[Stored data]

________________________________________

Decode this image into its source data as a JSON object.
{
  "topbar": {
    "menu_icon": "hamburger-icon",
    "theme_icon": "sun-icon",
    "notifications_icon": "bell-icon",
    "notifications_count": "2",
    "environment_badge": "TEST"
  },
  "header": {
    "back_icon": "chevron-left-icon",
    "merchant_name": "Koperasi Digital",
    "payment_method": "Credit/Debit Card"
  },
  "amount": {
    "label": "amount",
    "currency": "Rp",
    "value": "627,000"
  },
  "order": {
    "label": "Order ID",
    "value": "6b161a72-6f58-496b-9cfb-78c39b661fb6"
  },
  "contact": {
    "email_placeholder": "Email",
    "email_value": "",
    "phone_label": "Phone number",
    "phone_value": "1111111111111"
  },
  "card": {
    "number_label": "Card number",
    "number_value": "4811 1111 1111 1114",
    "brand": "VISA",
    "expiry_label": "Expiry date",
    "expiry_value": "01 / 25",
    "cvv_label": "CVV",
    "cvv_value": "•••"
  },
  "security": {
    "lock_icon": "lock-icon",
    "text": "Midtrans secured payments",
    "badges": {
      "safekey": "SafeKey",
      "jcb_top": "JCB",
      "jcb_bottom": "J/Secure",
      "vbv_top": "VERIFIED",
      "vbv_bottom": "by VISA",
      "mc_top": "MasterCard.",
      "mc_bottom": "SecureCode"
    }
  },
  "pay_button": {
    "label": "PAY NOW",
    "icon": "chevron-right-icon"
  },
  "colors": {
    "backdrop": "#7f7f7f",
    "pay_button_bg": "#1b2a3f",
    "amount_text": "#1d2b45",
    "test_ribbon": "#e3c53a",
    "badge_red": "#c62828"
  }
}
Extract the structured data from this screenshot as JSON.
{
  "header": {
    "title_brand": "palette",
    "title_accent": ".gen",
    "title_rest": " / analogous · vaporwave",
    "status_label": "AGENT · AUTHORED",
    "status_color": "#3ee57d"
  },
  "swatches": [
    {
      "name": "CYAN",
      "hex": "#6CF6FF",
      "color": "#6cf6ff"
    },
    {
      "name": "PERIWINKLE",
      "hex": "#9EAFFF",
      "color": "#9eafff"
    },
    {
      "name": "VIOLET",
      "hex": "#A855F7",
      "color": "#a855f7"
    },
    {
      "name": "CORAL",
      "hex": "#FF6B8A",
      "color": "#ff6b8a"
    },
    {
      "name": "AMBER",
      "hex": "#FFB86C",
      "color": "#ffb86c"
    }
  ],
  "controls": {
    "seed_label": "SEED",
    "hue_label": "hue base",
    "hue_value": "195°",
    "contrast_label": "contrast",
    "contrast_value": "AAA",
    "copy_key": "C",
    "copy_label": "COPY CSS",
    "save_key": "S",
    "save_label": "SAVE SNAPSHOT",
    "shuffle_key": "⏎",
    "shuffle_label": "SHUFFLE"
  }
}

________________________________________

** Your task **
Restate every line of the data word for word.

** Result of this exercise **
Decode this image into its source data as a JSON object.
{
  "topbar": {
    "menu_icon": "hamburger-icon",
    "theme_icon": "sun-icon",
    "notifications_icon": "bell-icon",
    "notifications_count": "2",
    "environment_badge": "TEST"
  },
  "header": {
    "back_icon": "chevron-left-icon",
    "merchant_name": "Koperasi Digital",
    "payment_method": "Credit/Debit Card"
  },
  "amount": {
    "label": "amount",
    "currency": "Rp",
    "value": "627,000"
  },
  "order": {
    "label": "Order ID",
    "value": "6b161a72-6f58-496b-9cfb-78c39b661fb6"
  },
  "contact": {
    "email_placeholder": "Email",
    "email_value": "",
    "phone_label": "Phone number",
    "phone_value": "1111111111111"
  },
  "card": {
    "number_label": "Card number",
    "number_value": "4811 1111 1111 1114",
    "brand": "VISA",
    "expiry_label": "Expiry date",
    "expiry_value": "01 / 25",
    "cvv_label": "CVV",
    "cvv_value": "•••"
  },
  "security": {
    "lock_icon": "lock-icon",
    "text": "Midtrans secured payments",
    "badges": {
      "safekey": "SafeKey",
      "jcb_top": "JCB",
      "jcb_bottom": "J/Secure",
      "vbv_top": "VERIFIED",
      "vbv_bottom": "by VISA",
      "mc_top": "MasterCard.",
      "mc_bottom": "SecureCode"
    }
  },
  "pay_button": {
    "label": "PAY NOW",
    "icon": "chevron-right-icon"
  },
  "colors": {
    "backdrop": "#7f7f7f",
    "pay_button_bg": "#1b2a3f",
    "amount_text": "#1d2b45",
    "test_ribbon": "#e3c53a",
    "badge_red": "#c62828"
  }
}
Extract the structured data from this screenshot as JSON.
{
  "header": {
    "title_brand": "palette",
    "title_accent": ".gen",
    "title_rest": " / analogous · vaporwave",
    "status_label": "AGENT · AUTHORED",
    "status_color": "#3ee57d"
  },
  "swatches": [
    {
      "name": "CYAN",
      "hex": "#6CF6FF",
      "color": "#6cf6ff"
    },
    {
      "name": "PERIWINKLE",
      "hex": "#9EAFFF",
      "color": "#9eafff"
    },
    {
      "name": "VIOLET",
      "hex": "#A855F7",
      "color": "#a855f7"
    },
    {
      "name": "CORAL",
      "hex": "#FF6B8A",
      "color": "#ff6b8a"
    },
    {
      "name": "AMBER",
      "hex": "#FFB86C",
      "color": "#ffb86c"
    }
  ],
  "controls": {
    "seed_label": "SEED",
    "hue_label": "hue base",
    "hue_value": "195°",
    "contrast_label": "contrast",
    "contrast_value": "AAA",
    "copy_key": "C",
    "copy_label": "COPY CSS",
    "save_key": "S",
    "save_label": "SAVE SNAPSHOT",
    "shuffle_key": "⏎",
    "shuffle_label": "SHUFFLE"
  }
}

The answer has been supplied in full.